### Dataset rows about figures
* begin *
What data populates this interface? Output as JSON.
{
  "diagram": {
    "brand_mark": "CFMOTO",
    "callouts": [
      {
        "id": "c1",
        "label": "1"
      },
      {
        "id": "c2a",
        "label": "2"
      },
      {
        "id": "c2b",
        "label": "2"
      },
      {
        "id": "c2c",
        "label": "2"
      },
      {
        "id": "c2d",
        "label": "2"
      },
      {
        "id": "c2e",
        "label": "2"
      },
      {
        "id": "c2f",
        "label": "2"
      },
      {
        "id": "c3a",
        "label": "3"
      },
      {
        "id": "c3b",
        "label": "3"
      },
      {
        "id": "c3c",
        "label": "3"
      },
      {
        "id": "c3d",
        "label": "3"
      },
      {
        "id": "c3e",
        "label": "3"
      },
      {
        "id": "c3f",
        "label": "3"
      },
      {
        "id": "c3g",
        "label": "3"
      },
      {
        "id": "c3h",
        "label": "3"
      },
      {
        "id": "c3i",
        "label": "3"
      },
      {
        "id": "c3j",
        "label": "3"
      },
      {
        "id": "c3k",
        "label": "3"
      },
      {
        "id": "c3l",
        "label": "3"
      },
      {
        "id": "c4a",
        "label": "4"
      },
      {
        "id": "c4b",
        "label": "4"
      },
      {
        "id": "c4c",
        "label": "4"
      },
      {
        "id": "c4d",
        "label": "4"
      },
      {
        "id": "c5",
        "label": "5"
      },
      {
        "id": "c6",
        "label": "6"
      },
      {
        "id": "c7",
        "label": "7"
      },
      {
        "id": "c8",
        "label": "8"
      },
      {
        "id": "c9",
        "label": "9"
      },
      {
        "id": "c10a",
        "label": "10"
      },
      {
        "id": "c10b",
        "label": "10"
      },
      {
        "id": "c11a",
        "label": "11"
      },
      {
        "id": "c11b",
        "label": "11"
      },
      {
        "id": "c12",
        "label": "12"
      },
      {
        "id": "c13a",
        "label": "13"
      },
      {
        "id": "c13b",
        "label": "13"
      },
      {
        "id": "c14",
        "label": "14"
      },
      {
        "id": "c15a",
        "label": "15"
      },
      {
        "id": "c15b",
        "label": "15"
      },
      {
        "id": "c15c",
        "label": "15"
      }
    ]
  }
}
* end *
Transcribe every entry exactly, omitting nothing.

What data populates this interface? Output as JSON.
{
  "diagram": {
    "brand_mark": "CFMOTO",
    "callouts": [
      {
        "id": "c1",
        "label": "1"
      },
      {
        "id": "c2a",
        "label": "2"
      },
      {
        "id": "c2b",
        "label": "2"
      },
      {
        "id": "c2c",
        "label": "2"
      },
      {
        "id": "c2d",
        "label": "2"
      },
      {
        "id": "c2e",
        "label": "2"
      },
      {
        "id": "c2f",
        "label": "2"
      },
      {
        "id": "c3a",
        "label": "3"
      },
      {
        "id": "c3b",
        "label": "3"
      },
      {
        "id": "c3c",
        "label": "3"
      },
      {
        "id": "c3d",
        "label": "3"
      },
      {
        "id": "c3e",
        "label": "3"
      },
      {
        "id": "c3f",
        "label": "3"
      },
      {
        "id": "c3g",
        "label": "3"
      },
      {
        "id": "c3h",
        "label": "3"
      },
      {
        "id": "c3i",
        "label": "3"
      },
      {
        "id": "c3j",
        "label": "3"
      },
      {
        "id": "c3k",
        "label": "3"
      },
      {
        "id": "c3l",
        "label": "3"
      },
      {
        "id": "c4a",
        "label": "4"
      },
      {
        "id": "c4b",
        "label": "4"
      },
      {
        "id": "c4c",
        "label": "4"
      },
      {
        "id": "c4d",
        "label": "4"
      },
      {
        "id": "c5",
        "label": "5"
      },
      {
        "id": "c6",
        "label": "6"
      },
      {
        "id": "c7",
        "label": "7"
      },
      {
        "id": "c8",
        "label": "8"
      },
      {
        "id": "c9",
        "label": "9"
      },
      {
        "id": "c10a",
        "label": "10"
      },
      {
        "id": "c10b",
        "label": "10"
      },
      {
        "id": "c11a",
        "label": "11"
      },
      {
        "id": "c11b",
        "label": "11"
      },
      {
        "id": "c12",
        "label": "12"
      },
      {
        "id": "c13a",
        "label": "13"
      },
      {
        "id": "c13b",
        "label": "13"
      },
      {
        "id": "c14",
        "label": "14"
      },
      {
        "id": "c15a",
        "label": "15"
      },
      {
        "id": "c15b",
        "label": "15"
      },
      {
        "id": "c15c",
        "label": "15"
      }
    ]
  }
}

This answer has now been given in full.